**TEXTE À LIRE**:
● ● ● ● ● ● ●

Orihuela, qui a conservé son nom arabe, est une assez grande ville, séparée en deux par le Segura (notons en passant que les noms de fleuve sont toujours au masculin en espagnol). Le Segura est le plus grand cours d’eau de la province de Murcie, et malgré les nombreuses saignées qu’on lui fait subir pour les irrigations de la huerta, il a le rare privilége de n’être jamais à sec, même pendant les plus fortes chaleurs. Avec ses longues rues, ses nombreuses églises et ses maisons peintes au lait de chaux, la ville a un air de richesse et de propreté qu’on ne retrouve pas partout en Espagne ; les hauts palmiers, les énormes orangers qui ornent l’Alameda et quelques jardins particuliers, nous parurent d’une physionomie suffisamment orientale, même après notre séjour à Elche : quelques épaisses murailles, du ton le plus roussi, complétaient très-heureusement le tableau. Les Romains, les Goths et les Arabes ont tour à tour édifié et détruit ces vieux murs ; on nous eu fit remarquer une partie qui était l’enceinte de l’ancienne Orcelis des Goths, que le roi Théodemir défendit si ingénieusement contre les Arabes. Ce roi, dit un auteur arabe, ayant perdu la plus grande partie de ses troupes dans un grand combat, s’enferma dans Auriola, et ordonna aux femmes de prendre des habits de soldats ; pour compléter le déguisement, elles ramenèrent leurs cheveux sous le menton, de manière à figurer la barbe, et elles garnirent ainsi les tours et les murailles. Abdelazez, le chef des Arabes, voyant la place si bien défendue, accorda à Théodemir une capitulation honorable ; mais étonné ensuite de voir si peu d’hommes armés, il lui demanda ce qu’il avait fait de ses troupes. Théodemir lui raconta alors son stratagème, qu’Abdelazez, trouva fort ingénieux et admira beaucoup. Deux heures après notre départ d’Orihuela, nous quittions la province d’Alicante pour entrer dans celle de Murcie, qui formait autrefois un des petits royaumes arabes d’Espagne ; les environs de Murcie ne sont pas moins verdoyants, moins fertiles que ceux d’Orihuela : les Murciens ont la réputation d’excellents agriculteurs, et savent parfaitement se suffire avec les produits de leur sol, comme en témoignent deux vers que nous lûmes sur un de ces pliegos ou images populaires, que nous avions acheté sur la place du marché d’Orihuela, et qui représentait, avec leurs attributs, les habitants des différentes provinces d’Espagne : on voit un labrador murcien, armé de sa pioche, et on lit au-dessous :

 « Tiene el Murciano en su huerto
De su subsistencia el puerto. »

● ● ● ● ● ● ●

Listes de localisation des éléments

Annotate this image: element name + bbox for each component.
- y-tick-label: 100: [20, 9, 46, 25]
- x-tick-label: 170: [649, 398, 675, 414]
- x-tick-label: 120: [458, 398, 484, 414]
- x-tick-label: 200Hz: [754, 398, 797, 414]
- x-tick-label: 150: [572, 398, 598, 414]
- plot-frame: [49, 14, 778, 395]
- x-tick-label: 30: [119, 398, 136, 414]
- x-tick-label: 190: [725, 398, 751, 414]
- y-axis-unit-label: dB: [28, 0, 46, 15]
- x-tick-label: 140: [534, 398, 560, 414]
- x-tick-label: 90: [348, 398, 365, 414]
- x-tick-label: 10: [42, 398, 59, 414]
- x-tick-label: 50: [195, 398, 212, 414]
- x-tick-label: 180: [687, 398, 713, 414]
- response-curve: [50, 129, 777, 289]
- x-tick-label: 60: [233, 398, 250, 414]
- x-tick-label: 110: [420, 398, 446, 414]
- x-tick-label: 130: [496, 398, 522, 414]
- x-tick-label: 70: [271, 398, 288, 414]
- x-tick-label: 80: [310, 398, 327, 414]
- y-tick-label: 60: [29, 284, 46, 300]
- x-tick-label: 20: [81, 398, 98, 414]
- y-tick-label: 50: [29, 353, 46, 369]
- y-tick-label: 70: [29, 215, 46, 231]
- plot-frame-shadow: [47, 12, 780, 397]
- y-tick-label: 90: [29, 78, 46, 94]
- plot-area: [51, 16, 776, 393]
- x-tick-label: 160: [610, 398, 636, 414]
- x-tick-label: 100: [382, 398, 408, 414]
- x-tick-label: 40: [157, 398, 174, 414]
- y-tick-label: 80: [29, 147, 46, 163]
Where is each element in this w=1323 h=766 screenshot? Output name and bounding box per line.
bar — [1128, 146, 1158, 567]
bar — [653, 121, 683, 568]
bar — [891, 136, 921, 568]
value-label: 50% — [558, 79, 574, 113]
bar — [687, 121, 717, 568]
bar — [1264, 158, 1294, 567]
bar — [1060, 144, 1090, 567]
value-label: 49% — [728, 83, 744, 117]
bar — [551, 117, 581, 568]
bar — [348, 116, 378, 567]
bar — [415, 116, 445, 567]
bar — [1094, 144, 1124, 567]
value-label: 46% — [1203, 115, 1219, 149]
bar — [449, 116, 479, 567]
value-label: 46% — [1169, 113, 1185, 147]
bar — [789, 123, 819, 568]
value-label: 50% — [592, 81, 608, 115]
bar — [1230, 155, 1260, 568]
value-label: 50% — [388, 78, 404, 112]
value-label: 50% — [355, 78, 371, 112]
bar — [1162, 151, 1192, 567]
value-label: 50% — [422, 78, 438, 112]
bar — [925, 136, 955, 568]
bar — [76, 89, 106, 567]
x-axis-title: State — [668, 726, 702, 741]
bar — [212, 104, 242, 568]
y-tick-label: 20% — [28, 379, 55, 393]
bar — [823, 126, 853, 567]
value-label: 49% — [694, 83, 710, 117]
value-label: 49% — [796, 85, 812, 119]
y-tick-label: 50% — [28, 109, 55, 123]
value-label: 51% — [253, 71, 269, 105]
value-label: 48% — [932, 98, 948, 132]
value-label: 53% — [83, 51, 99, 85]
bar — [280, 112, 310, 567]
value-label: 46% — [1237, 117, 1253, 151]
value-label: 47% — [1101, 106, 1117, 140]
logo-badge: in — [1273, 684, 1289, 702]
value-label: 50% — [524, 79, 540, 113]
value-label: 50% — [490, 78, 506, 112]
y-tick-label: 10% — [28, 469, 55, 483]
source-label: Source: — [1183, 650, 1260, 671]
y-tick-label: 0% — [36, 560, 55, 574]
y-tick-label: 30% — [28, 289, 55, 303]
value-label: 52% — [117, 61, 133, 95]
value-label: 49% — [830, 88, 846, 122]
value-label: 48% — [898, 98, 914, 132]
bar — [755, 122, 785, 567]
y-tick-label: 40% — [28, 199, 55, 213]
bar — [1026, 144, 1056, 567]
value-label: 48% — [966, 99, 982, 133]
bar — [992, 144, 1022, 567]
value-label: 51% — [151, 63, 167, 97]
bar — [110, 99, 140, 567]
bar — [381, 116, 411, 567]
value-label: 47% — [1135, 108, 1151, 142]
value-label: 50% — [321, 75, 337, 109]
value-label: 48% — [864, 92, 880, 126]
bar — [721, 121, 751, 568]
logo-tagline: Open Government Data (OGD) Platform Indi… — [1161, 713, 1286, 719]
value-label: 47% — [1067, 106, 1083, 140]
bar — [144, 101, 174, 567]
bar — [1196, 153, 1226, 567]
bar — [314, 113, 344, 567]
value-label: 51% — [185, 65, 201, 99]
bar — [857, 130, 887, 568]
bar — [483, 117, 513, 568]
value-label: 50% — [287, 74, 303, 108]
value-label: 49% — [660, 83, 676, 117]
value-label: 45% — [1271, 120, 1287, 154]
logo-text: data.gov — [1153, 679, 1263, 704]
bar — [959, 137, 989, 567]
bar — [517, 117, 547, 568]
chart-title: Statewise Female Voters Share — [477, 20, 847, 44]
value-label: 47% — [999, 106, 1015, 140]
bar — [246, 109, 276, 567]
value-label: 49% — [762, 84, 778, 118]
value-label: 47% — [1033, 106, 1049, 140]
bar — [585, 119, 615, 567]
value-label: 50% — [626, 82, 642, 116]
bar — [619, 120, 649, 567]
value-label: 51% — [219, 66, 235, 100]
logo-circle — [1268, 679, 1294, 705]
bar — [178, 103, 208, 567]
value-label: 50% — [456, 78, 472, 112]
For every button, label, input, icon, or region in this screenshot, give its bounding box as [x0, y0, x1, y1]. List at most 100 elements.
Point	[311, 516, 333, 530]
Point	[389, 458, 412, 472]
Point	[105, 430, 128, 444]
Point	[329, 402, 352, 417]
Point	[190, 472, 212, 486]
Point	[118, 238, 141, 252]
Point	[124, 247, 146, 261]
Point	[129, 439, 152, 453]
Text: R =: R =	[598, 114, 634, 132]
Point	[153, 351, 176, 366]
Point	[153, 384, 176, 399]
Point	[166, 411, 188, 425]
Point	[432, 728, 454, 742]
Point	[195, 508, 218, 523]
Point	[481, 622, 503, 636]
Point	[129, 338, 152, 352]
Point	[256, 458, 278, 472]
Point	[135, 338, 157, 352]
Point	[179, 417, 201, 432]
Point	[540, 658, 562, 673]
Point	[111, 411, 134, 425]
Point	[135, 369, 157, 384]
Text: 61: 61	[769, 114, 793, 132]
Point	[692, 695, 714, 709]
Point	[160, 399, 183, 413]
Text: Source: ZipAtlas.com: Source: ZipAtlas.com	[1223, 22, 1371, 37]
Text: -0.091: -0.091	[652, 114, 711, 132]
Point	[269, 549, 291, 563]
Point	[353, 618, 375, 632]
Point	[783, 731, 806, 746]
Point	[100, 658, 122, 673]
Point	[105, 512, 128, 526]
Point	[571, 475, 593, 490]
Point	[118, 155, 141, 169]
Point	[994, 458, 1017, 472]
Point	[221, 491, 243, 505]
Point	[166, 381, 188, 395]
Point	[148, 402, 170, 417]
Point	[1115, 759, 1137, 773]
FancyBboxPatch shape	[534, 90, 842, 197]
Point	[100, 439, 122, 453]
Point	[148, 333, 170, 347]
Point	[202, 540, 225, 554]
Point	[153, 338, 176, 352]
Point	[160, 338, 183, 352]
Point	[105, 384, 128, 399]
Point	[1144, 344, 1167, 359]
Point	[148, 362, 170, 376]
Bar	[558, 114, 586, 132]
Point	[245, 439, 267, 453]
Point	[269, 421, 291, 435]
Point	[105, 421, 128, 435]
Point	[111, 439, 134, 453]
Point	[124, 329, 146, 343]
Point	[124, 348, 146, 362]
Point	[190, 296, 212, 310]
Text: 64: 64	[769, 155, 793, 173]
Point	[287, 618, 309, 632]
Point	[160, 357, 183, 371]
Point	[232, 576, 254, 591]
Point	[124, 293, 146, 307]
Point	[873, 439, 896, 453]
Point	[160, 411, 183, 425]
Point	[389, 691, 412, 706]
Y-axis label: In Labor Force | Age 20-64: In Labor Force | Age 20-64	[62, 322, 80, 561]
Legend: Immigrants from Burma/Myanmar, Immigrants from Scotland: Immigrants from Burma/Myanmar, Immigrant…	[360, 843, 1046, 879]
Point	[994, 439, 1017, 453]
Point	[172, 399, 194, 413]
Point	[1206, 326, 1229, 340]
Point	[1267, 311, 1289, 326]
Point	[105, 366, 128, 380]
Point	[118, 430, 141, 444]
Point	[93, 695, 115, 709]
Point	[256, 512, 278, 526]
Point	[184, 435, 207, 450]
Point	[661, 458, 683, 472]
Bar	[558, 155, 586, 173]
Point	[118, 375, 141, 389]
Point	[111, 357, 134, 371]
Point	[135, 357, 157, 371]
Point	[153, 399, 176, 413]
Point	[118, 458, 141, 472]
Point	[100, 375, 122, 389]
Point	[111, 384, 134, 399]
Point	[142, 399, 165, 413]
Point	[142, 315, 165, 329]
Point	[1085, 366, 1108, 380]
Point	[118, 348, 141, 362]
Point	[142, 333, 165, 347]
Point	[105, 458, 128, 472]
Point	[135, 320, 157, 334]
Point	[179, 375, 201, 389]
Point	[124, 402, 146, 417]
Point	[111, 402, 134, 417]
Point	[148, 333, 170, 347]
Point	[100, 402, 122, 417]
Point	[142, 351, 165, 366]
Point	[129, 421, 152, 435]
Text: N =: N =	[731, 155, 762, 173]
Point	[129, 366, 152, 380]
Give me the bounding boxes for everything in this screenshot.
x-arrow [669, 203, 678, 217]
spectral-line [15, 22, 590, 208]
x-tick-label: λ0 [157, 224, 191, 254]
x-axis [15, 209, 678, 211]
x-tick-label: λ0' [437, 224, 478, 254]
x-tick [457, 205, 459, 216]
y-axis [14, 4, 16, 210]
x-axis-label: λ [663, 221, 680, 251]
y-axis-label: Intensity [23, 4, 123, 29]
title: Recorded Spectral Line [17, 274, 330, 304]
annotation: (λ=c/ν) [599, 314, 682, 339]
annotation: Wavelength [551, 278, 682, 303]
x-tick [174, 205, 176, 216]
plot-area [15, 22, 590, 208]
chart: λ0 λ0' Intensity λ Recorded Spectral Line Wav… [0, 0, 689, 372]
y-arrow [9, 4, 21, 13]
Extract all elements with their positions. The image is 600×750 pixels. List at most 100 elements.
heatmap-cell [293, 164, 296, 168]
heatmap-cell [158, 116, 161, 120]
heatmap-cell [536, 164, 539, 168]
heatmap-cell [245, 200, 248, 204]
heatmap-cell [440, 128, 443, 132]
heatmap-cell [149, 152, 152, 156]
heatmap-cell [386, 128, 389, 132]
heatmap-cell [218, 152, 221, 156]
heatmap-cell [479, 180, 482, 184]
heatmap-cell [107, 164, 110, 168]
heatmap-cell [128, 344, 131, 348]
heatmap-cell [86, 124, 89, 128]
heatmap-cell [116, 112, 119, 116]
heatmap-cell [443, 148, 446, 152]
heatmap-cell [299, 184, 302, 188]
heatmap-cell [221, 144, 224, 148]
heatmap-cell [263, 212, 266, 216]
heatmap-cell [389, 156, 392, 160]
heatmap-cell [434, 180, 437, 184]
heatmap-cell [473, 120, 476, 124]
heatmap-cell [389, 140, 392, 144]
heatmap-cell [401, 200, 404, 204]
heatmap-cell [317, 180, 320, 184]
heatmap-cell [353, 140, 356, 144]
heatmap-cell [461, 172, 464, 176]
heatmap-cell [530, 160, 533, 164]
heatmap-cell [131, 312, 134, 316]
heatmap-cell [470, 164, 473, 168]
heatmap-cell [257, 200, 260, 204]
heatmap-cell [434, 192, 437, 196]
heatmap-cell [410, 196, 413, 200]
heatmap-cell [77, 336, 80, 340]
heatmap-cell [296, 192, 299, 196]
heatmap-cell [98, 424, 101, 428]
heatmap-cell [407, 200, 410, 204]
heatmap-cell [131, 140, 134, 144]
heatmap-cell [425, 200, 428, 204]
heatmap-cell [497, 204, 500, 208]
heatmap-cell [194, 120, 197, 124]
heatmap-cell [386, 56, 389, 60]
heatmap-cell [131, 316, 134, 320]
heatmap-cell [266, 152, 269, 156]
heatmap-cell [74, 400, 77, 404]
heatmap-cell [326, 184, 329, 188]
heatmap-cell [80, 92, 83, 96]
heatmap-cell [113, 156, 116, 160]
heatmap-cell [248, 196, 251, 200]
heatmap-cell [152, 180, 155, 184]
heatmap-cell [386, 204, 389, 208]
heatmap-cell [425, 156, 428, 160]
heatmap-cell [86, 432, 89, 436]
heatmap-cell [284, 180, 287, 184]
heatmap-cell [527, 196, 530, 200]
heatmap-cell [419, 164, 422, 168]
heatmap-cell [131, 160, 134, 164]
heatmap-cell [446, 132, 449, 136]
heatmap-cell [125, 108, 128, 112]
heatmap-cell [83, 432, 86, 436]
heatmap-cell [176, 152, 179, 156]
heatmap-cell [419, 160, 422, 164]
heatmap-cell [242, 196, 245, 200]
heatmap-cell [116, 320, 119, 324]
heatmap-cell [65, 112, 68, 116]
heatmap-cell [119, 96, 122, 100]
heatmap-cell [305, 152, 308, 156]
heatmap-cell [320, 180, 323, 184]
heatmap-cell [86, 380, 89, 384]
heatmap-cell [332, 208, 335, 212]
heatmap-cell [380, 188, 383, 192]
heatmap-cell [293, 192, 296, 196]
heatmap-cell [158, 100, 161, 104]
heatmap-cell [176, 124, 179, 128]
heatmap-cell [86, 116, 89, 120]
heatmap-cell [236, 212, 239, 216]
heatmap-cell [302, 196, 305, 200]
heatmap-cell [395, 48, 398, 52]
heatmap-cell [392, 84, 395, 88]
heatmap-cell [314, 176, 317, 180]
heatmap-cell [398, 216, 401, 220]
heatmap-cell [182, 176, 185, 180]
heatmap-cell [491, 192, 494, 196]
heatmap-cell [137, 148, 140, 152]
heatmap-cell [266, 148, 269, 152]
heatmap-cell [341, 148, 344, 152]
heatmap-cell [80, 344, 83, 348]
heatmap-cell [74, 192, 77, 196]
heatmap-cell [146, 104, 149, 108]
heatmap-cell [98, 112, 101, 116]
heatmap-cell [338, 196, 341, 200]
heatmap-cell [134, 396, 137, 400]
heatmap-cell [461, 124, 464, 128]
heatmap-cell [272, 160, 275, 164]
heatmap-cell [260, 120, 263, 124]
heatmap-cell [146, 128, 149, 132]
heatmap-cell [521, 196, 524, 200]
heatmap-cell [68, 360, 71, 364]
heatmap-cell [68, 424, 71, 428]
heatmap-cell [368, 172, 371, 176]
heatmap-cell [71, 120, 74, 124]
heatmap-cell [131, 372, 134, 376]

● ● ● ● ● ● ●

**CONSIGNE A**:
Réécrivez, s'il vous plaît, le listing depuis son début jusqu'à la ligne contenant « - x-tick-label: 190: [725, 398, 751, 414] », incluse, en remplaçant « plot-frame » par « chart-border » sans rien modifier d'autre.
**CONSIGNE B**:
Prolongez le récit de voyage sur Orihuela et la province de Murcie à la suite de son dernier passage cité.

**RÉPONSE A**:
Annotate this image: element name + bbox for each component.
- y-tick-label: 100: [20, 9, 46, 25]
- x-tick-label: 170: [649, 398, 675, 414]
- x-tick-label: 120: [458, 398, 484, 414]
- x-tick-label: 200Hz: [754, 398, 797, 414]
- x-tick-label: 150: [572, 398, 598, 414]
- chart-border: [49, 14, 778, 395]
- x-tick-label: 30: [119, 398, 136, 414]
- x-tick-label: 190: [725, 398, 751, 414]

**RÉPONSE B**:
Un autre dicton populaire, tout en célébrant la fertilité du sol, n’est guère flatteur pour les Murciens : El cielo y suelo es bueno, el entresuelo malo, c’est-à-dire que le sol et le ciel sont bons, mais que les habitants ne valent rien ; il est certain qu’ils passent pour être vindicatifs et pour avoir conservé quelques traits du caractère arabe. Peut-être y a-t-il là de l’exagération ; mais une chose dont il nous fut facile de nous assurer, c’est qu’il n’y a pas de province d’Espagne qui ait conservé, extérieurement du moins et jusque dans les plus petits détails, autant de traces de traditions orientales. Ainsi les harnachements ou aparejos des mules ressemblent beaucoup à ceux qu’on voit au Maroc ; les guadamacileros, ouvriers qui travaillent le cuir, font toutes sortes d’ouvrages brodés en soie, tels que des cananas ou cartouchières, où l’on retrouve, avec très-peu de changements, les mêmes procédés et jusqu’aux mêmes dessins que dans ces grandes adargas vacaries ou boucliers de cuir à l’usage des Mores de Grenade, et dont on voit encore quelques-uns à l’Armeria real de Madrid. La physionomie même des habitants a quelque chose d’oriental ; ce qui s’explique du reste assez facilement. Au commencement du dix-septième siècle, les Moresques étaient encore en très-grand nombre dans la province de Murcie ; quand Philippe III ordonna leur expulsion, beaucoup de jeunes filles, ne pouvant se décider à quitter le sol natal, obtinrent la permission de rester dans le pays, à la condition d’épouser des Espagnols de vieille souche, ou Cristianos viejos, comme on les appelait.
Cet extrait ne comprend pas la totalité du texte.